▶ **WHAT THE EXERCISE ASKS**
Repeat the whole listing exactly.

* START *

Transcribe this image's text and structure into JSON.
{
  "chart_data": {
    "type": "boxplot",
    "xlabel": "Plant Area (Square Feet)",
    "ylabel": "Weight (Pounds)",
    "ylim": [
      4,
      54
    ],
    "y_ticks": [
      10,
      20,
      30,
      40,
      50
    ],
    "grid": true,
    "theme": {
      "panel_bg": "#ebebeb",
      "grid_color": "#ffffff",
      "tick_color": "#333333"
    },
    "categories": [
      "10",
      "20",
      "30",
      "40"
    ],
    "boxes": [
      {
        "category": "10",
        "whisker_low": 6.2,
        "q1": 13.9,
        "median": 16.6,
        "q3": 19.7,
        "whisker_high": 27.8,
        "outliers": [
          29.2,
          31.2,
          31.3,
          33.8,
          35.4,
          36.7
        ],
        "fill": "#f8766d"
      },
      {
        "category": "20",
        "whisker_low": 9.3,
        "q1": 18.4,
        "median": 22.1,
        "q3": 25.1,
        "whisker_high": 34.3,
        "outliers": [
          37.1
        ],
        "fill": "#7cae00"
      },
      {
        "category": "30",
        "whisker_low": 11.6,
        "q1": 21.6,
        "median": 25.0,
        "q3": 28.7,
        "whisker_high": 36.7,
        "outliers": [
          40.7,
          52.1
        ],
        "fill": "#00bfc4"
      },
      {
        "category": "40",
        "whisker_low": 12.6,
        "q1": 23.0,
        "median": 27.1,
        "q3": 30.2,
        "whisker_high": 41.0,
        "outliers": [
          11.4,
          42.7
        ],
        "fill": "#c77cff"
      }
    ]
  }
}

* END *

▶ **FULL RESPONSE**
Transcribe this image's text and structure into JSON.
{
  "chart_data": {
    "type": "boxplot",
    "xlabel": "Plant Area (Square Feet)",
    "ylabel": "Weight (Pounds)",
    "ylim": [
      4,
      54
    ],
    "y_ticks": [
      10,
      20,
      30,
      40,
      50
    ],
    "grid": true,
    "theme": {
      "panel_bg": "#ebebeb",
      "grid_color": "#ffffff",
      "tick_color": "#333333"
    },
    "categories": [
      "10",
      "20",
      "30",
      "40"
    ],
    "boxes": [
      {
        "category": "10",
        "whisker_low": 6.2,
        "q1": 13.9,
        "median": 16.6,
        "q3": 19.7,
        "whisker_high": 27.8,
        "outliers": [
          29.2,
          31.2,
          31.3,
          33.8,
          35.4,
          36.7
        ],
        "fill": "#f8766d"
      },
      {
        "category": "20",
        "whisker_low": 9.3,
        "q1": 18.4,
        "median": 22.1,
        "q3": 25.1,
        "whisker_high": 34.3,
        "outliers": [
          37.1
        ],
        "fill": "#7cae00"
      },
      {
        "category": "30",
        "whisker_low": 11.6,
        "q1": 21.6,
        "median": 25.0,
        "q3": 28.7,
        "whisker_high": 36.7,
        "outliers": [
          40.7,
          52.1
        ],
        "fill": "#00bfc4"
      },
      {
        "category": "40",
        "whisker_low": 12.6,
        "q1": 23.0,
        "median": 27.1,
        "q3": 30.2,
        "whisker_high": 41.0,
        "outliers": [
          11.4,
          42.7
        ],
        "fill": "#c77cff"
      }
    ]
  }
}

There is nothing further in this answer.